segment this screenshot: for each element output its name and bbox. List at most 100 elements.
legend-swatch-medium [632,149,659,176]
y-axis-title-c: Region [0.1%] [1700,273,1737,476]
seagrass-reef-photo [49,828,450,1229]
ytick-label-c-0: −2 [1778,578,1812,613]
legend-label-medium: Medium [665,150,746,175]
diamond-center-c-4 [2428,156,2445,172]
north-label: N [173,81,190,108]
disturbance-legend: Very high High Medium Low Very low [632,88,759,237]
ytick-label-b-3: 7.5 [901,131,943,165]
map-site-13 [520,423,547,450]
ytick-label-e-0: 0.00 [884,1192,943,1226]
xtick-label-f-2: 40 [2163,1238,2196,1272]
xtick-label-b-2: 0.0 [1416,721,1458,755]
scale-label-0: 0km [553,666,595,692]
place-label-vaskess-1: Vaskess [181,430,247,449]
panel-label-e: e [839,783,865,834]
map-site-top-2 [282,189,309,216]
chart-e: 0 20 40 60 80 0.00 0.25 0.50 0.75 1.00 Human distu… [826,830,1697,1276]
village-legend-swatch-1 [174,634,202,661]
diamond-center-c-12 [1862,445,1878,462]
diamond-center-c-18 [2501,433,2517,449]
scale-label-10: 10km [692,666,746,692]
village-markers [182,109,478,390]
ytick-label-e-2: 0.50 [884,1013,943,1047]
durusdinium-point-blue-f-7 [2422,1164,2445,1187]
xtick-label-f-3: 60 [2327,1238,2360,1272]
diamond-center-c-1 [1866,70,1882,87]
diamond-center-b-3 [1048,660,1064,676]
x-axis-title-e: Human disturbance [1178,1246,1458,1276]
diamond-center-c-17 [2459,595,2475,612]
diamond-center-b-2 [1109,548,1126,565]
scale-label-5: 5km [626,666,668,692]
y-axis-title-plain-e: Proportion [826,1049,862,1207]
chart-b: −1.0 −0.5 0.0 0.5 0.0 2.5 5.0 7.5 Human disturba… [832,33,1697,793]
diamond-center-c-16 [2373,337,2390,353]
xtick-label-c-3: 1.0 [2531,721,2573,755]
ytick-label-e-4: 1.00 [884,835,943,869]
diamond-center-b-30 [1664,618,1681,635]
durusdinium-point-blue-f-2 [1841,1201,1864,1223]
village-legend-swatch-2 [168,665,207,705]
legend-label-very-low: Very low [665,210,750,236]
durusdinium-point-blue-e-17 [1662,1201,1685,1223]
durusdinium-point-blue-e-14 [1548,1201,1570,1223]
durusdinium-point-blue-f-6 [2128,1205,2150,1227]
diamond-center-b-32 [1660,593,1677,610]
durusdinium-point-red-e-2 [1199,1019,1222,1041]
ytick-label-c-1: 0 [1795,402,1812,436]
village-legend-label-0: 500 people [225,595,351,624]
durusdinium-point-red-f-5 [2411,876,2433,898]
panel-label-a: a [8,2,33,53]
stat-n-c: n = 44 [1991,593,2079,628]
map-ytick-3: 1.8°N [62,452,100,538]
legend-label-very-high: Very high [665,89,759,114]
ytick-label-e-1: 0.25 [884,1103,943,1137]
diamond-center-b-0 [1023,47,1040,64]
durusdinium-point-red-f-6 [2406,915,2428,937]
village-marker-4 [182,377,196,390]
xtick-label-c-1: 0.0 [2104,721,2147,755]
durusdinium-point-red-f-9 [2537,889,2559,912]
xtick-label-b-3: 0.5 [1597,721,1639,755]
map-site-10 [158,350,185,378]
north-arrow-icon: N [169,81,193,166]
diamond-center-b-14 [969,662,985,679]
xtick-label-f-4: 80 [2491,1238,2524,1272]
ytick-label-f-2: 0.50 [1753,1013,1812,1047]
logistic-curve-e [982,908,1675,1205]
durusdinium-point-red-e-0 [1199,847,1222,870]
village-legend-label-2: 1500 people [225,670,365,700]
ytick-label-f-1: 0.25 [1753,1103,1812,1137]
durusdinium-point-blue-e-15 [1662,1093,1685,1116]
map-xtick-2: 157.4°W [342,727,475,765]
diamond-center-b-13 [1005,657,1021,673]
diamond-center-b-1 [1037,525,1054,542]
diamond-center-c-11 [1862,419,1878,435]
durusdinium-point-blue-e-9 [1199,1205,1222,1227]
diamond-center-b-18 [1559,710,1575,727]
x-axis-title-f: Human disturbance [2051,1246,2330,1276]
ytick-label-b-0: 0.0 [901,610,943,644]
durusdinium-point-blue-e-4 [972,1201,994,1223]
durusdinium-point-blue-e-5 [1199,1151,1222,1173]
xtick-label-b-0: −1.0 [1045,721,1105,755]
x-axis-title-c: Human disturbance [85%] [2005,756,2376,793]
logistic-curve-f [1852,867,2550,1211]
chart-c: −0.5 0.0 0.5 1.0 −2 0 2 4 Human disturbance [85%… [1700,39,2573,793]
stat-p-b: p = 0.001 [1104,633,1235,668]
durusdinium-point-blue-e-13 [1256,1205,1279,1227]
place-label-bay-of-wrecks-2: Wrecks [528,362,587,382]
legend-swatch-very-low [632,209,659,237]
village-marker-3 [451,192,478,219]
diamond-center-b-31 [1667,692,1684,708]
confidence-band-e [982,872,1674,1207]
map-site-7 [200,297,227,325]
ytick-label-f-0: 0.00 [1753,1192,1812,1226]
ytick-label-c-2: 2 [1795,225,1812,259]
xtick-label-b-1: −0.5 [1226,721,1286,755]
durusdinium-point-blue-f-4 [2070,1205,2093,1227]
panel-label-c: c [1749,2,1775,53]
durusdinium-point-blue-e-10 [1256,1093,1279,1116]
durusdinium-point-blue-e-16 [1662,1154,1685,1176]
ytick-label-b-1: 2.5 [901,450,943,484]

Job » Could you give the rows, starting at the first one and ending at the one that contains "diamond-center-b-2 [1109,548,1126,565]", as a Markdown table with the columns No. and Row, leaving out any blank rows?

In response »
| No. | Row |
|---|---|
| 1 | segment this screenshot: for each element output its name and bbox. List at most 100 elements. |
| 2 | legend-swatch-medium [632,149,659,176] |
| 3 | y-axis-title-c: Region [0.1%] [1700,273,1737,476] |
| 4 | seagrass-reef-photo [49,828,450,1229] |
| 5 | ytick-label-c-0: −2 [1778,578,1812,613] |
| 6 | legend-label-medium: Medium [665,150,746,175] |
| 7 | diamond-center-c-4 [2428,156,2445,172] |
| 8 | north-label: N [173,81,190,108] |
| 9 | disturbance-legend: Very high High Medium Low Very low [632,88,759,237] |
| 10 | ytick-label-b-3: 7.5 [901,131,943,165] |
| 11 | map-site-13 [520,423,547,450] |
| 12 | ytick-label-e-0: 0.00 [884,1192,943,1226] |
| 13 | xtick-label-f-2: 40 [2163,1238,2196,1272] |
| 14 | xtick-label-b-2: 0.0 [1416,721,1458,755] |
| 15 | scale-label-0: 0km [553,666,595,692] |
| 16 | place-label-vaskess-1: Vaskess [181,430,247,449] |
| 17 | panel-label-e: e [839,783,865,834] |
| 18 | map-site-top-2 [282,189,309,216] |
| 19 | chart-e: 0 20 40 60 80 0.00 0.25 0.50 0.75 1.00 Human distu… [826,830,1697,1276] |
| 20 | village-legend-swatch-1 [174,634,202,661] |
| 21 | diamond-center-c-12 [1862,445,1878,462] |
| 22 | diamond-center-c-18 [2501,433,2517,449] |
| 23 | scale-label-10: 10km [692,666,746,692] |
| 24 | village-markers [182,109,478,390] |
| 25 | ytick-label-e-2: 0.50 [884,1013,943,1047] |
| 26 | durusdinium-point-blue-f-7 [2422,1164,2445,1187] |
| 27 | xtick-label-f-3: 60 [2327,1238,2360,1272] |
| 28 | diamond-center-c-1 [1866,70,1882,87] |
| 29 | diamond-center-b-3 [1048,660,1064,676] |
| 30 | x-axis-title-e: Human disturbance [1178,1246,1458,1276] |
| 31 | diamond-center-c-17 [2459,595,2475,612] |
| 32 | diamond-center-b-2 [1109,548,1126,565] |